Aim of the exercise:
Give the number of lines in the data that hold the string "elasticsearch". Nothing else is needed.

Data for the task:
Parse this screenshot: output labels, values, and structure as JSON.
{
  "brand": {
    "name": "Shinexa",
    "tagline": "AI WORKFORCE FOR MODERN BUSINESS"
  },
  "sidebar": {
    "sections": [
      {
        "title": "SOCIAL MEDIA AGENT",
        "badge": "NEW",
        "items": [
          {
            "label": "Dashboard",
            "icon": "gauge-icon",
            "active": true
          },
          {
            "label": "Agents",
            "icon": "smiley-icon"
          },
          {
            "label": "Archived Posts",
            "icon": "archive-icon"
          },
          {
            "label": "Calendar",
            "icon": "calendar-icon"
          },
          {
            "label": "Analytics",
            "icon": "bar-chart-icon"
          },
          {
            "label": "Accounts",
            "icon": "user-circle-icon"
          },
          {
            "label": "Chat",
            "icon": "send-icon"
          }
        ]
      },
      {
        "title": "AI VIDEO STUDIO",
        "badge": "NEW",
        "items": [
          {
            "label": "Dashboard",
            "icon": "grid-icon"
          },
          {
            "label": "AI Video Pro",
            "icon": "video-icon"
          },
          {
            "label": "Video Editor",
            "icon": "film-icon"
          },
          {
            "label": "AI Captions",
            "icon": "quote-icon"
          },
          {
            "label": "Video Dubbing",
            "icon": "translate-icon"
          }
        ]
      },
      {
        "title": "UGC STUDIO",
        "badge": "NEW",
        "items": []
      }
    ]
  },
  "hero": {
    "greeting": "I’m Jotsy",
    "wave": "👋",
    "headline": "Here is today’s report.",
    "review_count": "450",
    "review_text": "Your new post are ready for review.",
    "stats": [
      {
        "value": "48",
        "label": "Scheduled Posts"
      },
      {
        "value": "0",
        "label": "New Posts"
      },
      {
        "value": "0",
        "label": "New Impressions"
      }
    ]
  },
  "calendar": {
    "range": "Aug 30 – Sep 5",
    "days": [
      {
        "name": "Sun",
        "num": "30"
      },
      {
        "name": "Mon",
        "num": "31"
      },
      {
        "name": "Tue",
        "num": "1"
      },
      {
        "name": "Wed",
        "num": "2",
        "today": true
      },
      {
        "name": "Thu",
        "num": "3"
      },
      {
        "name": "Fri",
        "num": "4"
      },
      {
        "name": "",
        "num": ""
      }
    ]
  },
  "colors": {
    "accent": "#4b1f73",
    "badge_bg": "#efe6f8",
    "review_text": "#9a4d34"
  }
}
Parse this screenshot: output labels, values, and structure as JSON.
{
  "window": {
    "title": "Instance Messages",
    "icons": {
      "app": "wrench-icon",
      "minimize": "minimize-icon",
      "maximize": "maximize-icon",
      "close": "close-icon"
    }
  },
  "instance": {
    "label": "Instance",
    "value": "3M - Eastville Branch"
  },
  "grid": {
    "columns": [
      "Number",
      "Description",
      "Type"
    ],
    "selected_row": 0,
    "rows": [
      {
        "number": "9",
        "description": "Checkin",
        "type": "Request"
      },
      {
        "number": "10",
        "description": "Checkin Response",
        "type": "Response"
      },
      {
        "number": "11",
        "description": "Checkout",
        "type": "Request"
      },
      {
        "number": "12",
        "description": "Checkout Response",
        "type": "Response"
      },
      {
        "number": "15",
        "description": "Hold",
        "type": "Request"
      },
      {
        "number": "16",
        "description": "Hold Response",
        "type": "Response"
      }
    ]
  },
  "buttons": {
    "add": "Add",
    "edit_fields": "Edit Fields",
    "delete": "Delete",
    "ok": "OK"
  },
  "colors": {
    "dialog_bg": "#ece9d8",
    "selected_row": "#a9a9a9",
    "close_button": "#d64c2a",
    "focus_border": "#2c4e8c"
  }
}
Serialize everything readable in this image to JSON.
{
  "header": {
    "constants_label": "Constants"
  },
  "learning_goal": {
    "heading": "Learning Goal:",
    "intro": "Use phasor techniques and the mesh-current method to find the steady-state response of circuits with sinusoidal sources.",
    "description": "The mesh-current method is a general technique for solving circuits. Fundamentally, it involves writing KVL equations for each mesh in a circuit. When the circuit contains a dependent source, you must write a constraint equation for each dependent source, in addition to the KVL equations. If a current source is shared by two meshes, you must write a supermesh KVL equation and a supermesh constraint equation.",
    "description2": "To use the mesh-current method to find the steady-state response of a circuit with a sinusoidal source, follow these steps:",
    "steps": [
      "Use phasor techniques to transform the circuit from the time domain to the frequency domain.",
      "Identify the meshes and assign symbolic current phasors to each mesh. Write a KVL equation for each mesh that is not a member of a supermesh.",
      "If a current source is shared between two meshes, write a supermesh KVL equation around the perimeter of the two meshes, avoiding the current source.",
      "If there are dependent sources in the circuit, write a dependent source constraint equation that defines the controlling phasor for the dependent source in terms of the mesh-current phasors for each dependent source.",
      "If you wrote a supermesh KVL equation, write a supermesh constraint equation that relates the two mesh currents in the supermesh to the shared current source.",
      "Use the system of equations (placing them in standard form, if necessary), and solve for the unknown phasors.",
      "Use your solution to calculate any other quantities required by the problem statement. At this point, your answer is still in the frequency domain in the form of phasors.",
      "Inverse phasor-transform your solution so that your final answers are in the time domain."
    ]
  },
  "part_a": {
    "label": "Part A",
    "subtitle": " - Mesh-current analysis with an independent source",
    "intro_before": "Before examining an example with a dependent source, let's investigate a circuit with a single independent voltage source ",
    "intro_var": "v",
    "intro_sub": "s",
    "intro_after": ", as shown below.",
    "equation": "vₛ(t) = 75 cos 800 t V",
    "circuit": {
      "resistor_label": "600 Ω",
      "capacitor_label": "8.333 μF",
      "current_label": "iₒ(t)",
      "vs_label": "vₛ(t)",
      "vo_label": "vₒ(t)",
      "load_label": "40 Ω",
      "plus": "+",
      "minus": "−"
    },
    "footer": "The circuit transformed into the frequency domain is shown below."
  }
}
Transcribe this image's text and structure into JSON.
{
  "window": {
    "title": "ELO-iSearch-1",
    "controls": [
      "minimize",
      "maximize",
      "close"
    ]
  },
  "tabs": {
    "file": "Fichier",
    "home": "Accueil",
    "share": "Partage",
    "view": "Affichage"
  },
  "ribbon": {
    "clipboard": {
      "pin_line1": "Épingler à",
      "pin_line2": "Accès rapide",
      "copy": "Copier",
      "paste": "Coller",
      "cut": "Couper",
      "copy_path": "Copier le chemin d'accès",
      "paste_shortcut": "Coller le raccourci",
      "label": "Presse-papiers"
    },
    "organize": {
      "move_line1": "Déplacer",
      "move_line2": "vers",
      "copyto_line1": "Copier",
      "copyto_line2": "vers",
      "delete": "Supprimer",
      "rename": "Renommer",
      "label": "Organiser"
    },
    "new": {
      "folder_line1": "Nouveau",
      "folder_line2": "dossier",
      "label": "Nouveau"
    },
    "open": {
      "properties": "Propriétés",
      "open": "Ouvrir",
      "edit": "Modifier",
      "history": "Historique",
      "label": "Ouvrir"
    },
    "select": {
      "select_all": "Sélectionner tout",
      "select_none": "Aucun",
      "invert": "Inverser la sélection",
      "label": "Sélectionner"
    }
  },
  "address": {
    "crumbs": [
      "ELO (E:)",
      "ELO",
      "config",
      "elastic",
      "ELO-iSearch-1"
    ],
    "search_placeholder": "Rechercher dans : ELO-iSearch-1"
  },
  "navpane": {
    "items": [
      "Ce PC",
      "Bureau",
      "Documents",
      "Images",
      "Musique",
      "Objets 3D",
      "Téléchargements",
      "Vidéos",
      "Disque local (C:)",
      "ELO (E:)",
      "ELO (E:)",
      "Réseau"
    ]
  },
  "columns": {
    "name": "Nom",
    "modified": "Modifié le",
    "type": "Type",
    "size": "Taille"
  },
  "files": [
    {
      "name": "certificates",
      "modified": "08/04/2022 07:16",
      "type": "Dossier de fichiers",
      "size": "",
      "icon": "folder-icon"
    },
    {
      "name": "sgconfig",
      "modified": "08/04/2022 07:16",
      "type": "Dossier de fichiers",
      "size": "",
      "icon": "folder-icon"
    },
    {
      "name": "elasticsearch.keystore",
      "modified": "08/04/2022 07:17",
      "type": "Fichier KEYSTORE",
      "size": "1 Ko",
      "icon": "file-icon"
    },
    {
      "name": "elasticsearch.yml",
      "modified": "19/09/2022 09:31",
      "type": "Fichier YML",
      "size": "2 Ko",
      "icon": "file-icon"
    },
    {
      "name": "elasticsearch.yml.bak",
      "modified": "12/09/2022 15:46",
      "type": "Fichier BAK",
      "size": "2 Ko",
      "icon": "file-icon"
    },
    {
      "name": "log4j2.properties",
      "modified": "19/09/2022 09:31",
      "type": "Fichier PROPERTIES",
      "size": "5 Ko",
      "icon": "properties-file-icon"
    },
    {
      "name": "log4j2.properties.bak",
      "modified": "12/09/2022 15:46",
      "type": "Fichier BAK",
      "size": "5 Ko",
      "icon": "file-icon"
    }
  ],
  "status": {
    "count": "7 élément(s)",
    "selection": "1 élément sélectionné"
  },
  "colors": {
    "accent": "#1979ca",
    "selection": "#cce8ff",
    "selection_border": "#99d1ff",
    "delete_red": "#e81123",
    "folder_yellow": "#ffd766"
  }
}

Complete response:
3